Short exercise. Count every line that has "this" in it and give the total, nothing more.

# # # # #

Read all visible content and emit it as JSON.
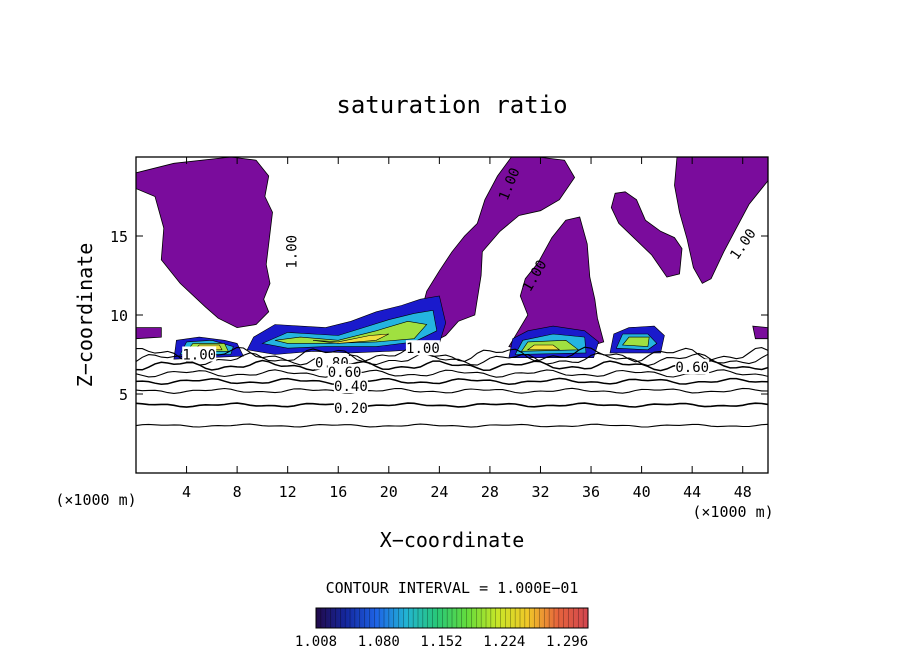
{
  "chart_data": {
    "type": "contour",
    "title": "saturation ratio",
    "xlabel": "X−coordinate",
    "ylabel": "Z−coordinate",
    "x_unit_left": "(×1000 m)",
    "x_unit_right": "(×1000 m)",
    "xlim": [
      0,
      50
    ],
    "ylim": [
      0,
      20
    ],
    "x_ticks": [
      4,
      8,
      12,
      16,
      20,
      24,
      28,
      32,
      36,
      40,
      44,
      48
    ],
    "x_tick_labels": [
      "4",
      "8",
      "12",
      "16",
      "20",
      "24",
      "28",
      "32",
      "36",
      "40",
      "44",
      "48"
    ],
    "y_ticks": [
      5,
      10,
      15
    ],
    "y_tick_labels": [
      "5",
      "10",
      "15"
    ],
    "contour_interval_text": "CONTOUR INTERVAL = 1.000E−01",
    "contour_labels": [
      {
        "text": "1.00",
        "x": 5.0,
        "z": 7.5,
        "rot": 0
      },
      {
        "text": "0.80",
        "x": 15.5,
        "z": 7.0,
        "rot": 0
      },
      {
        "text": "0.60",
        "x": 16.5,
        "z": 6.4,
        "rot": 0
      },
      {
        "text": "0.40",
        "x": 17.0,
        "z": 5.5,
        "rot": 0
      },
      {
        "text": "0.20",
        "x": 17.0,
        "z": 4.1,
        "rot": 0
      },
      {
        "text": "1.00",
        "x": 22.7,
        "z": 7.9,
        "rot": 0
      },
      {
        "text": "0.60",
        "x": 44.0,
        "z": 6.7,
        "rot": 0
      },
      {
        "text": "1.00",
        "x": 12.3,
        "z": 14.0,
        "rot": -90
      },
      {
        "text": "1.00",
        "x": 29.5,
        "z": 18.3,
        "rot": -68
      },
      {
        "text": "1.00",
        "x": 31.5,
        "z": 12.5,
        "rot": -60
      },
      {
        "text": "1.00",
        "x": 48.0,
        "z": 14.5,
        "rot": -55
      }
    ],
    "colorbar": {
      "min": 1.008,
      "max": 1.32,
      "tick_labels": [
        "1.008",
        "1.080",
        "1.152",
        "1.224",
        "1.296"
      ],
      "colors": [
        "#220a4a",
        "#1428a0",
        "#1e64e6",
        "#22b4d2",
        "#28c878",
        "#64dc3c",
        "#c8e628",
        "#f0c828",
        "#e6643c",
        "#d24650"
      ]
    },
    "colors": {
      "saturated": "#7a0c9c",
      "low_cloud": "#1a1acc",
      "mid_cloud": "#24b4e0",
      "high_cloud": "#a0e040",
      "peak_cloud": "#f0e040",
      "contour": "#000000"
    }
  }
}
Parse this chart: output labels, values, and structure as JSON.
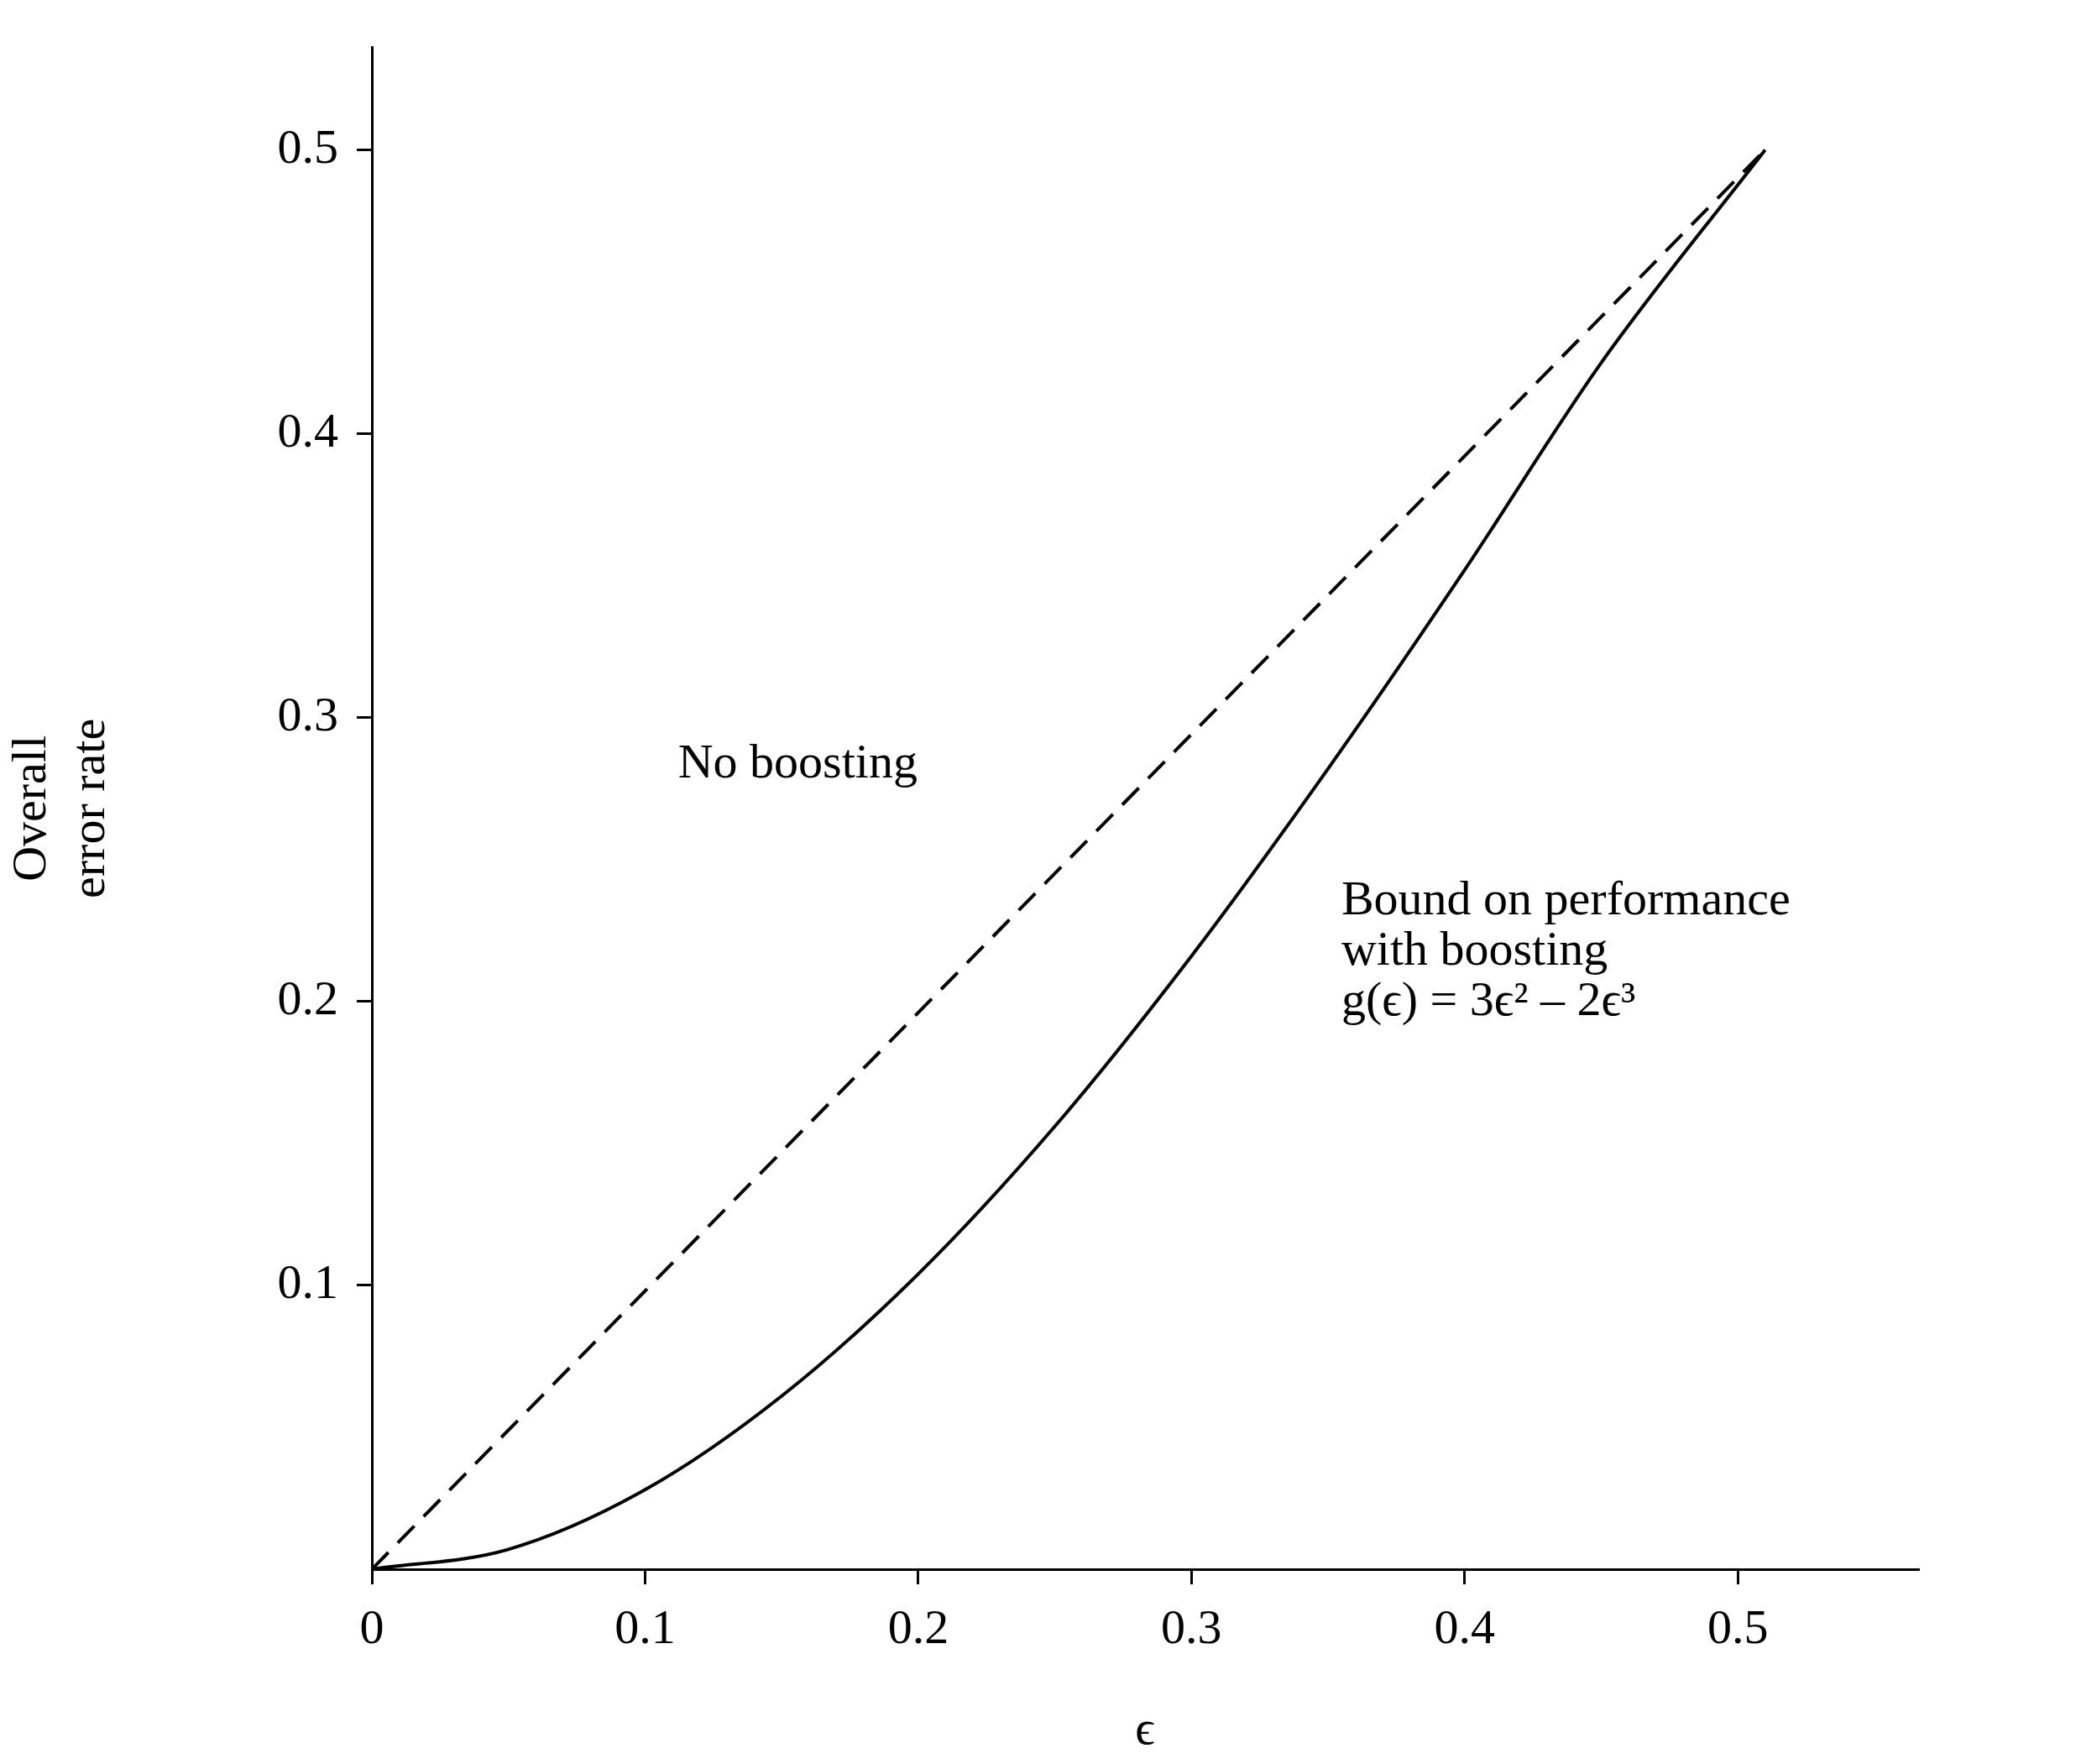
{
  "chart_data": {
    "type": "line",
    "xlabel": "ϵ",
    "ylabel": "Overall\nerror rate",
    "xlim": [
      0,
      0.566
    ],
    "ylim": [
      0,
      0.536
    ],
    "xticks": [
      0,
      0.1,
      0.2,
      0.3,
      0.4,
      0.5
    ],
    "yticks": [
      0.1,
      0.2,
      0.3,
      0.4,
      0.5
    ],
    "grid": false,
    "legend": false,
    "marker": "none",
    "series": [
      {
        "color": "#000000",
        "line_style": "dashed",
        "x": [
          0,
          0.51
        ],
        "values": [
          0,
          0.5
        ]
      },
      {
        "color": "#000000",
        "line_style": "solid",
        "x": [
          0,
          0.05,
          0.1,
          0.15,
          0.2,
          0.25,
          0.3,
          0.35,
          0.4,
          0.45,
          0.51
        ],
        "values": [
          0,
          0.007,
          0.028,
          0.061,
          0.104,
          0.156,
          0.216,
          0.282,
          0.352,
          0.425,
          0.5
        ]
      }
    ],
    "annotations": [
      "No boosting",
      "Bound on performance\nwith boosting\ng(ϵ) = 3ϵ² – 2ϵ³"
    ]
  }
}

# # # # #

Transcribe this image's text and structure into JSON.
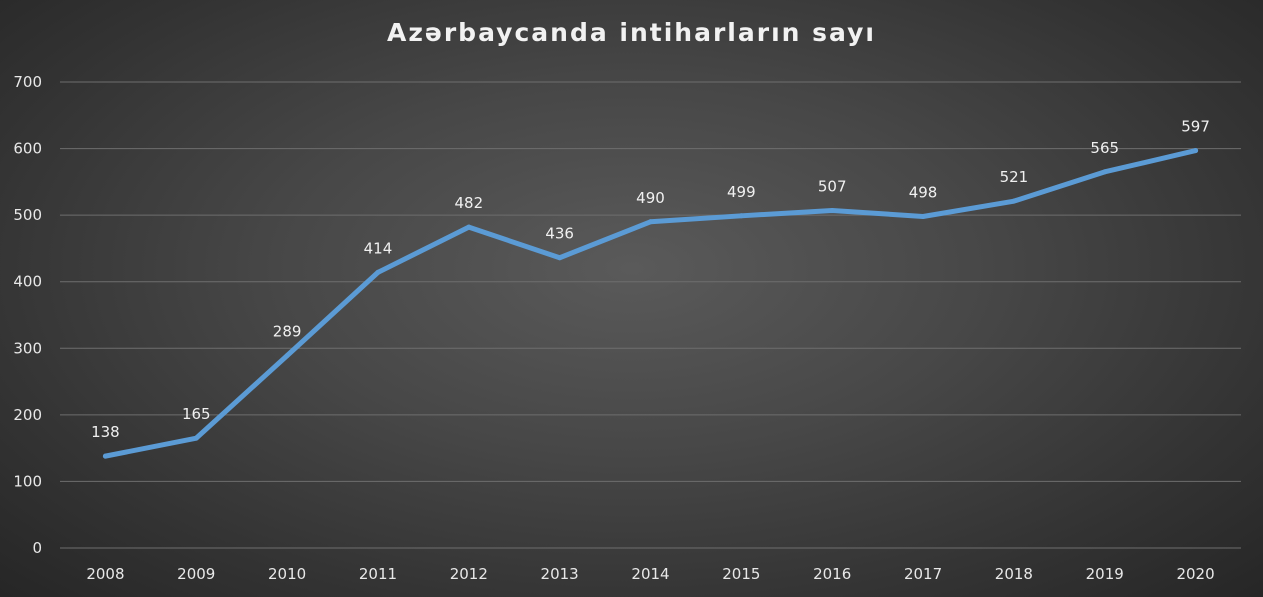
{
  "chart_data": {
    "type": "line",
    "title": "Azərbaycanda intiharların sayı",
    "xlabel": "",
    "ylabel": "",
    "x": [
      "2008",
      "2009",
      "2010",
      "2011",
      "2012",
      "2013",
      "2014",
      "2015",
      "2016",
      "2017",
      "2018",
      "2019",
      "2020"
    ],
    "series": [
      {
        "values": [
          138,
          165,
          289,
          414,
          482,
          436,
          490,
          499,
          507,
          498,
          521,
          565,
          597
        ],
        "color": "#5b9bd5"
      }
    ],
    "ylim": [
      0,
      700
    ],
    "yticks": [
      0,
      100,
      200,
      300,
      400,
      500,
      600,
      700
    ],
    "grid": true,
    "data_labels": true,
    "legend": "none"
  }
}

# # # # #

Exercise response. 2